> Records about charts and figures:
•••••

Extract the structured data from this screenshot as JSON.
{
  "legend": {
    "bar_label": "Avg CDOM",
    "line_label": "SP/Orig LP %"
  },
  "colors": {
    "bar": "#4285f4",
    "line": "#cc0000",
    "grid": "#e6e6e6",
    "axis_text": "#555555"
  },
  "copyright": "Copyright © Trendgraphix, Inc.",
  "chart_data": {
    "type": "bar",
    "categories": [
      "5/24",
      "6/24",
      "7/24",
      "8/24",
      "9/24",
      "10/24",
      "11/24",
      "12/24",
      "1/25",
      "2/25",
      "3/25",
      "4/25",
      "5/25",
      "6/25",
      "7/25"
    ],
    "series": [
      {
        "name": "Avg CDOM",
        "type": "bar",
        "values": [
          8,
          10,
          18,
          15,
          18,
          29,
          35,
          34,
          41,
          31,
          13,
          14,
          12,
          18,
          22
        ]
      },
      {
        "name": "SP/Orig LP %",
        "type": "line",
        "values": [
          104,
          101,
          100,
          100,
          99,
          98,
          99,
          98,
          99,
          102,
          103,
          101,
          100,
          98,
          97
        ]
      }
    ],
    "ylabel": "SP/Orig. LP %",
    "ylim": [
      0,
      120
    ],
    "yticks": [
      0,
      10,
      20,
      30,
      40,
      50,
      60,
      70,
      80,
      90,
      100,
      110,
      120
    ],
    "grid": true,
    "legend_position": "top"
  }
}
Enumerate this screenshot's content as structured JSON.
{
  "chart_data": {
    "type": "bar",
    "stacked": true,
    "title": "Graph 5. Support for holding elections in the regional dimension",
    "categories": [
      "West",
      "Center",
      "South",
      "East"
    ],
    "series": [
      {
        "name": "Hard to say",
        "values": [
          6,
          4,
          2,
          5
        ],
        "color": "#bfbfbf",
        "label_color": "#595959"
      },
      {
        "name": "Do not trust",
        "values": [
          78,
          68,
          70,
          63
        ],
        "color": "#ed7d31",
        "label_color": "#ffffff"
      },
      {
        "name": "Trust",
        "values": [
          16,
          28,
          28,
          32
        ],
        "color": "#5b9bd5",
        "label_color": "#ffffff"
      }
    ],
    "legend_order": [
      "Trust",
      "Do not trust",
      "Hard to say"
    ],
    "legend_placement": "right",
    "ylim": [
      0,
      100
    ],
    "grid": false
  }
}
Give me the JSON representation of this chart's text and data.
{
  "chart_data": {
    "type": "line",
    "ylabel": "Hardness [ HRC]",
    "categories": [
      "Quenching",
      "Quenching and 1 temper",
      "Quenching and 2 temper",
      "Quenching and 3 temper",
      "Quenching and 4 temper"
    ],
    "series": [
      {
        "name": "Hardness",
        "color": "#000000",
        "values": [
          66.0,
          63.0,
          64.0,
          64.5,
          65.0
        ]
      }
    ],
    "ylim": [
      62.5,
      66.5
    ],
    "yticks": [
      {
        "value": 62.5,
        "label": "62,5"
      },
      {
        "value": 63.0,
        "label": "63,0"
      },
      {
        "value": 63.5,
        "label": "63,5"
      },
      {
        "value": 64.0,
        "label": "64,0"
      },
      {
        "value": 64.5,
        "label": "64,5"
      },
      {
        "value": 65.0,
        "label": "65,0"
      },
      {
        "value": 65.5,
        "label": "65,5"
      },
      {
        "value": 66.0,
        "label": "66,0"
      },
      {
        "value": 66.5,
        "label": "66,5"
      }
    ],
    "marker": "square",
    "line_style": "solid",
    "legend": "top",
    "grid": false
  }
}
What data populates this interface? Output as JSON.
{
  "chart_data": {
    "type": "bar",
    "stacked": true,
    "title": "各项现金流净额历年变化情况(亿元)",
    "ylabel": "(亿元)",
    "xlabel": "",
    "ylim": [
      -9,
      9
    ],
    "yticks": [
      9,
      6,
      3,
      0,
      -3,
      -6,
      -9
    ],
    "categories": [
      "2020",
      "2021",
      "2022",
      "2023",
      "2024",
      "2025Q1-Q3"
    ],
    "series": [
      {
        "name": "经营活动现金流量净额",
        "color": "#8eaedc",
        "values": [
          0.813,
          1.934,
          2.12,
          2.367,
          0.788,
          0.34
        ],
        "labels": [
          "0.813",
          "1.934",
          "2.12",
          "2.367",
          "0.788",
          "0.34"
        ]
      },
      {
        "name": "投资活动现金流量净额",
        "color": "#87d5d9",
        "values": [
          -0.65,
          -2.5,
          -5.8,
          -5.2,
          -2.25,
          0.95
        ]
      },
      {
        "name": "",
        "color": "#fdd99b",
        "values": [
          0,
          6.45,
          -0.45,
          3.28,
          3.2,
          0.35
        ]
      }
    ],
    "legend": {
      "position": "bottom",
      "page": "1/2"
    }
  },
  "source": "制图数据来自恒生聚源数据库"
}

•••••

> Aim:
Give back all the records exactly as they stand.

> Problem solution:
Extract the structured data from this screenshot as JSON.
{
  "legend": {
    "bar_label": "Avg CDOM",
    "line_label": "SP/Orig LP %"
  },
  "colors": {
    "bar": "#4285f4",
    "line": "#cc0000",
    "grid": "#e6e6e6",
    "axis_text": "#555555"
  },
  "copyright": "Copyright © Trendgraphix, Inc.",
  "chart_data": {
    "type": "bar",
    "categories": [
      "5/24",
      "6/24",
      "7/24",
      "8/24",
      "9/24",
      "10/24",
      "11/24",
      "12/24",
      "1/25",
      "2/25",
      "3/25",
      "4/25",
      "5/25",
      "6/25",
      "7/25"
    ],
    "series": [
      {
        "name": "Avg CDOM",
        "type": "bar",
        "values": [
          8,
          10,
          18,
          15,
          18,
          29,
          35,
          34,
          41,
          31,
          13,
          14,
          12,
          18,
          22
        ]
      },
      {
        "name": "SP/Orig LP %",
        "type": "line",
        "values": [
          104,
          101,
          100,
          100,
          99,
          98,
          99,
          98,
          99,
          102,
          103,
          101,
          100,
          98,
          97
        ]
      }
    ],
    "ylabel": "SP/Orig. LP %",
    "ylim": [
      0,
      120
    ],
    "yticks": [
      0,
      10,
      20,
      30,
      40,
      50,
      60,
      70,
      80,
      90,
      100,
      110,
      120
    ],
    "grid": true,
    "legend_position": "top"
  }
}
Enumerate this screenshot's content as structured JSON.
{
  "chart_data": {
    "type": "bar",
    "stacked": true,
    "title": "Graph 5. Support for holding elections in the regional dimension",
    "categories": [
      "West",
      "Center",
      "South",
      "East"
    ],
    "series": [
      {
        "name": "Hard to say",
        "values": [
          6,
          4,
          2,
          5
        ],
        "color": "#bfbfbf",
        "label_color": "#595959"
      },
      {
        "name": "Do not trust",
        "values": [
          78,
          68,
          70,
          63
        ],
        "color": "#ed7d31",
        "label_color": "#ffffff"
      },
      {
        "name": "Trust",
        "values": [
          16,
          28,
          28,
          32
        ],
        "color": "#5b9bd5",
        "label_color": "#ffffff"
      }
    ],
    "legend_order": [
      "Trust",
      "Do not trust",
      "Hard to say"
    ],
    "legend_placement": "right",
    "ylim": [
      0,
      100
    ],
    "grid": false
  }
}
Give me the JSON representation of this chart's text and data.
{
  "chart_data": {
    "type": "line",
    "ylabel": "Hardness [ HRC]",
    "categories": [
      "Quenching",
      "Quenching and 1 temper",
      "Quenching and 2 temper",
      "Quenching and 3 temper",
      "Quenching and 4 temper"
    ],
    "series": [
      {
        "name": "Hardness",
        "color": "#000000",
        "values": [
          66.0,
          63.0,
          64.0,
          64.5,
          65.0
        ]
      }
    ],
    "ylim": [
      62.5,
      66.5
    ],
    "yticks": [
      {
        "value": 62.5,
        "label": "62,5"
      },
      {
        "value": 63.0,
        "label": "63,0"
      },
      {
        "value": 63.5,
        "label": "63,5"
      },
      {
        "value": 64.0,
        "label": "64,0"
      },
      {
        "value": 64.5,
        "label": "64,5"
      },
      {
        "value": 65.0,
        "label": "65,0"
      },
      {
        "value": 65.5,
        "label": "65,5"
      },
      {
        "value": 66.0,
        "label": "66,0"
      },
      {
        "value": 66.5,
        "label": "66,5"
      }
    ],
    "marker": "square",
    "line_style": "solid",
    "legend": "top",
    "grid": false
  }
}
What data populates this interface? Output as JSON.
{
  "chart_data": {
    "type": "bar",
    "stacked": true,
    "title": "各项现金流净额历年变化情况(亿元)",
    "ylabel": "(亿元)",
    "xlabel": "",
    "ylim": [
      -9,
      9
    ],
    "yticks": [
      9,
      6,
      3,
      0,
      -3,
      -6,
      -9
    ],
    "categories": [
      "2020",
      "2021",
      "2022",
      "2023",
      "2024",
      "2025Q1-Q3"
    ],
    "series": [
      {
        "name": "经营活动现金流量净额",
        "color": "#8eaedc",
        "values": [
          0.813,
          1.934,
          2.12,
          2.367,
          0.788,
          0.34
        ],
        "labels": [
          "0.813",
          "1.934",
          "2.12",
          "2.367",
          "0.788",
          "0.34"
        ]
      },
      {
        "name": "投资活动现金流量净额",
        "color": "#87d5d9",
        "values": [
          -0.65,
          -2.5,
          -5.8,
          -5.2,
          -2.25,
          0.95
        ]
      },
      {
        "name": "",
        "color": "#fdd99b",
        "values": [
          0,
          6.45,
          -0.45,
          3.28,
          3.2,
          0.35
        ]
      }
    ],
    "legend": {
      "position": "bottom",
      "page": "1/2"
    }
  },
  "source": "制图数据来自恒生聚源数据库"
}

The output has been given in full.